What is needed is the run of lines from the one with "Decode this image" through the close of the data, set down exactly.

BEGIN Supplied material

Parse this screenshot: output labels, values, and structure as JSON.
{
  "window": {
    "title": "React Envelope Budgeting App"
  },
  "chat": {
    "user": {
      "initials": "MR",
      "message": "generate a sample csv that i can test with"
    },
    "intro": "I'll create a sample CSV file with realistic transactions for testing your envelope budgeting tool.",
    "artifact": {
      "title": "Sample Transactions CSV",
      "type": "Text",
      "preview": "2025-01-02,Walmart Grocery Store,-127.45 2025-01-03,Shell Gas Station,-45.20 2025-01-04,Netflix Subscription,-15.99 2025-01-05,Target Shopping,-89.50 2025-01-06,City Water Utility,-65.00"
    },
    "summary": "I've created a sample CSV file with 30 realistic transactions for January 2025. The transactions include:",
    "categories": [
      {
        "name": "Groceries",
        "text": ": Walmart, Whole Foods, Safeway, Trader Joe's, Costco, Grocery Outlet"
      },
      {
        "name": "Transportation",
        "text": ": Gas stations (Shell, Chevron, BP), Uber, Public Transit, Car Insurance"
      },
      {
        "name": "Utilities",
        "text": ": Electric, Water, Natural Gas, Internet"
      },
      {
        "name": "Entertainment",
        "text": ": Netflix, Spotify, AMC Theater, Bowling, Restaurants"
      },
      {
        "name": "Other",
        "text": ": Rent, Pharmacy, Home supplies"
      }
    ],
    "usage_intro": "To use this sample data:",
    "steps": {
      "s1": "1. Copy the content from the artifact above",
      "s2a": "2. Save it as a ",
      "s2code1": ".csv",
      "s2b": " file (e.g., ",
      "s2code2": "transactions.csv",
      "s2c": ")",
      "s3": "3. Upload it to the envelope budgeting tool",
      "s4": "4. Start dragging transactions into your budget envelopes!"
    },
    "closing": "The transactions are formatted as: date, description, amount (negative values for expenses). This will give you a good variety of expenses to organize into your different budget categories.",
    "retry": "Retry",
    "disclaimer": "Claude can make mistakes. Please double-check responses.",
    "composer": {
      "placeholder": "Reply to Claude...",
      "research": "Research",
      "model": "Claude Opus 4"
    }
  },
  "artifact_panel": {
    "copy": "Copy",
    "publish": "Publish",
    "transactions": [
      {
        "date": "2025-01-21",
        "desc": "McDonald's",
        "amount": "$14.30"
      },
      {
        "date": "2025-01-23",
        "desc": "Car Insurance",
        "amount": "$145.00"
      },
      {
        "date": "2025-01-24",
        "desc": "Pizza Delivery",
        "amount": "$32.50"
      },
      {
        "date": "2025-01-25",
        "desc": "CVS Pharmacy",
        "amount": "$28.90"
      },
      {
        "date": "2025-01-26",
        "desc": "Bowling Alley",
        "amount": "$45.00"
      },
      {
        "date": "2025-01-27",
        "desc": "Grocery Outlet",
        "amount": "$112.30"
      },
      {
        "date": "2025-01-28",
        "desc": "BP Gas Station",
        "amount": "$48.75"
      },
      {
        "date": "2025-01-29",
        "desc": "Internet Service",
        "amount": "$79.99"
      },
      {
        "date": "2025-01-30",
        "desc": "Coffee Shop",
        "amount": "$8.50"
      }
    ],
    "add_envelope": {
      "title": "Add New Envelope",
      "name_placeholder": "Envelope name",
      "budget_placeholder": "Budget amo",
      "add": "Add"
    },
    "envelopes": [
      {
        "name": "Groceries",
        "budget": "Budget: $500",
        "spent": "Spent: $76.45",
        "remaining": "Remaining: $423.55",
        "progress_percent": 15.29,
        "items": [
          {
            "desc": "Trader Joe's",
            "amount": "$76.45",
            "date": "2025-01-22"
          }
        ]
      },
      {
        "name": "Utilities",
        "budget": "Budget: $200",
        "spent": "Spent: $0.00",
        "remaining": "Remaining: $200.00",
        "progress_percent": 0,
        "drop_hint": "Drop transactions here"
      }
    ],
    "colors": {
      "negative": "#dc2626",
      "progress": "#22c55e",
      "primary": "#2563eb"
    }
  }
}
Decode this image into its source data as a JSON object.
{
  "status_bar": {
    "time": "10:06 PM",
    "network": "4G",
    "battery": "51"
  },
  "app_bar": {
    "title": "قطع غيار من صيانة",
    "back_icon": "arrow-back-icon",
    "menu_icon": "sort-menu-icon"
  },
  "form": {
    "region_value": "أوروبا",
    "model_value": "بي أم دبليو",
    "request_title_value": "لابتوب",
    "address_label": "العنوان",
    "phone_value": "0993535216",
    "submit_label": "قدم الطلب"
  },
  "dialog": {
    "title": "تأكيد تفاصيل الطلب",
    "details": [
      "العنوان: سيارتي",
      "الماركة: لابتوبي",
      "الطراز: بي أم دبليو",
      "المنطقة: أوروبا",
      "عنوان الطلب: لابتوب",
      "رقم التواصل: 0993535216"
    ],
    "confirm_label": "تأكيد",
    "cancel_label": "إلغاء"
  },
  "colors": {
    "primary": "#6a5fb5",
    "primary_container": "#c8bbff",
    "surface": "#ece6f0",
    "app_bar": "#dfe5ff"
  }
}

END Supplied material

▶ Result of this task
Decode this image into its source data as a JSON object.
{
  "status_bar": {
    "time": "10:06 PM",
    "network": "4G",
    "battery": "51"
  },
  "app_bar": {
    "title": "قطع غيار من صيانة",
    "back_icon": "arrow-back-icon",
    "menu_icon": "sort-menu-icon"
  },
  "form": {
    "region_value": "أوروبا",
    "model_value": "بي أم دبليو",
    "request_title_value": "لابتوب",
    "address_label": "العنوان",
    "phone_value": "0993535216",
    "submit_label": "قدم الطلب"
  },
  "dialog": {
    "title": "تأكيد تفاصيل الطلب",
    "details": [
      "العنوان: سيارتي",
      "الماركة: لابتوبي",
      "الطراز: بي أم دبليو",
      "المنطقة: أوروبا",
      "عنوان الطلب: لابتوب",
      "رقم التواصل: 0993535216"
    ],
    "confirm_label": "تأكيد",
    "cancel_label": "إلغاء"
  },
  "colors": {
    "primary": "#6a5fb5",
    "primary_container": "#c8bbff",
    "surface": "#ece6f0",
    "app_bar": "#dfe5ff"
  }
}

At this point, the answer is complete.